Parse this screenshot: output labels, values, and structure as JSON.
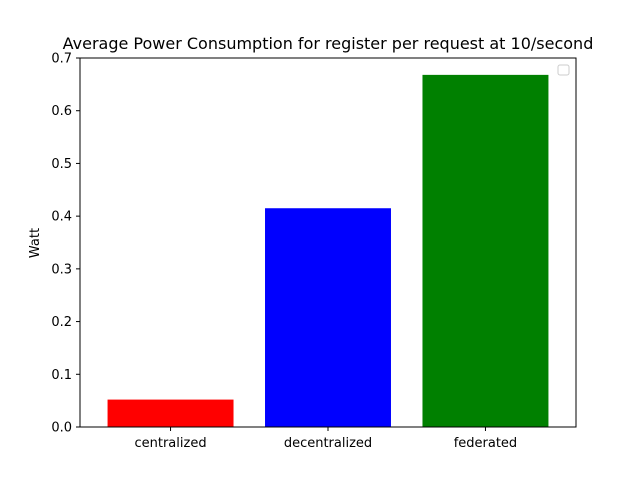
{
  "chart_data": {
    "type": "bar",
    "title": "Average Power Consumption for register per request at 10/second",
    "xlabel": "",
    "ylabel": "Watt",
    "categories": [
      "centralized",
      "decentralized",
      "federated"
    ],
    "values": [
      0.052,
      0.415,
      0.668
    ],
    "colors": [
      "#ff0000",
      "#0000ff",
      "#008000"
    ],
    "ylim": [
      0,
      0.7
    ],
    "yticks": [
      0.0,
      0.1,
      0.2,
      0.3,
      0.4,
      0.5,
      0.6,
      0.7
    ],
    "ytick_labels": [
      "0.0",
      "0.1",
      "0.2",
      "0.3",
      "0.4",
      "0.5",
      "0.6",
      "0.7"
    ],
    "grid": false,
    "legend": {
      "visible": true,
      "placement": "top-right",
      "entries": []
    }
  }
}
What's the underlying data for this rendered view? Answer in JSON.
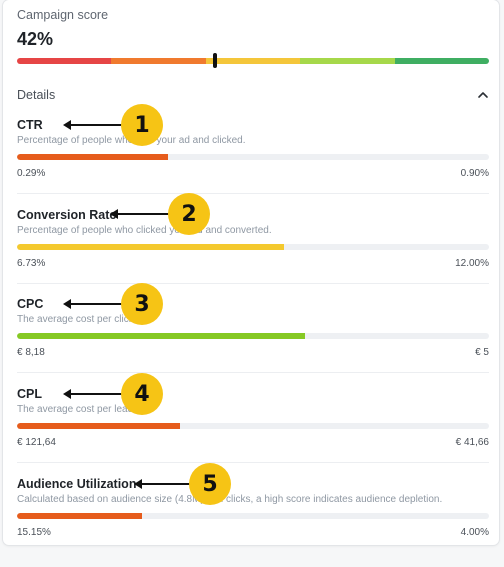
{
  "score": {
    "label": "Campaign score",
    "value": "42%",
    "level": 0.42
  },
  "scale_colors": [
    "#e64545",
    "#f07a2e",
    "#f4c63a",
    "#a6d84a",
    "#3fae62"
  ],
  "details": {
    "label": "Details",
    "toggle_icon": "chevron-up-icon"
  },
  "metrics": [
    {
      "name": "CTR",
      "description": "Percentage of people who saw your ad and clicked.",
      "low": "0.29%",
      "high": "0.90%",
      "level": 0.32,
      "color": "#e65c1c"
    },
    {
      "name": "Conversion Rate",
      "description": "Percentage of people who clicked your ad and converted.",
      "low": "6.73%",
      "high": "12.00%",
      "level": 0.565,
      "color": "#f4c92e"
    },
    {
      "name": "CPC",
      "description": "The average cost per click.",
      "low": "€ 8,18",
      "high": "€ 5",
      "level": 0.61,
      "color": "#86c924"
    },
    {
      "name": "CPL",
      "description": "The average cost per lead.",
      "low": "€ 121,64",
      "high": "€ 41,66",
      "level": 0.345,
      "color": "#e65c1c"
    },
    {
      "name": "Audience Utilization",
      "description": "Calculated based on audience size (4.8M) and clicks, a high score indicates audience depletion.",
      "low": "15.15%",
      "high": "4.00%",
      "level": 0.265,
      "color": "#e65c1c"
    }
  ],
  "annotations": [
    "1",
    "2",
    "3",
    "4",
    "5"
  ]
}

——————

#### [What this task involves]
Repeat the material above word for word, please, apart from its images.

#### [Solution for this exercise]
Parse this screenshot: output labels, values, and structure as JSON.
{
  "chart_data": {
    "type": "bar",
    "title": "Average Power Consumption for register per request at 10/second",
    "xlabel": "",
    "ylabel": "Watt",
    "categories": [
      "centralized",
      "decentralized",
      "federated"
    ],
    "values": [
      0.052,
      0.415,
      0.668
    ],
    "colors": [
      "#ff0000",
      "#0000ff",
      "#008000"
    ],
    "ylim": [
      0,
      0.7
    ],
    "yticks": [
      0.0,
      0.1,
      0.2,
      0.3,
      0.4,
      0.5,
      0.6,
      0.7
    ],
    "ytick_labels": [
      "0.0",
      "0.1",
      "0.2",
      "0.3",
      "0.4",
      "0.5",
      "0.6",
      "0.7"
    ],
    "grid": false,
    "legend": {
      "visible": true,
      "placement": "top-right",
      "entries": []
    }
  }
}
What's the underlying data for this rendered view? Answer in JSON.
{
  "score": {
    "label": "Campaign score",
    "value": "42%",
    "level": 0.42
  },
  "scale_colors": [
    "#e64545",
    "#f07a2e",
    "#f4c63a",
    "#a6d84a",
    "#3fae62"
  ],
  "details": {
    "label": "Details",
    "toggle_icon": "chevron-up-icon"
  },
  "metrics": [
    {
      "name": "CTR",
      "description": "Percentage of people who saw your ad and clicked.",
      "low": "0.29%",
      "high": "0.90%",
      "level": 0.32,
      "color": "#e65c1c"
    },
    {
      "name": "Conversion Rate",
      "description": "Percentage of people who clicked your ad and converted.",
      "low": "6.73%",
      "high": "12.00%",
      "level": 0.565,
      "color": "#f4c92e"
    },
    {
      "name": "CPC",
      "description": "The average cost per click.",
      "low": "€ 8,18",
      "high": "€ 5",
      "level": 0.61,
      "color": "#86c924"
    },
    {
      "name": "CPL",
      "description": "The average cost per lead.",
      "low": "€ 121,64",
      "high": "€ 41,66",
      "level": 0.345,
      "color": "#e65c1c"
    },
    {
      "name": "Audience Utilization",
      "description": "Calculated based on audience size (4.8M) and clicks, a high score indicates audience depletion.",
      "low": "15.15%",
      "high": "4.00%",
      "level": 0.265,
      "color": "#e65c1c"
    }
  ],
  "annotations": [
    "1",
    "2",
    "3",
    "4",
    "5"
  ]
}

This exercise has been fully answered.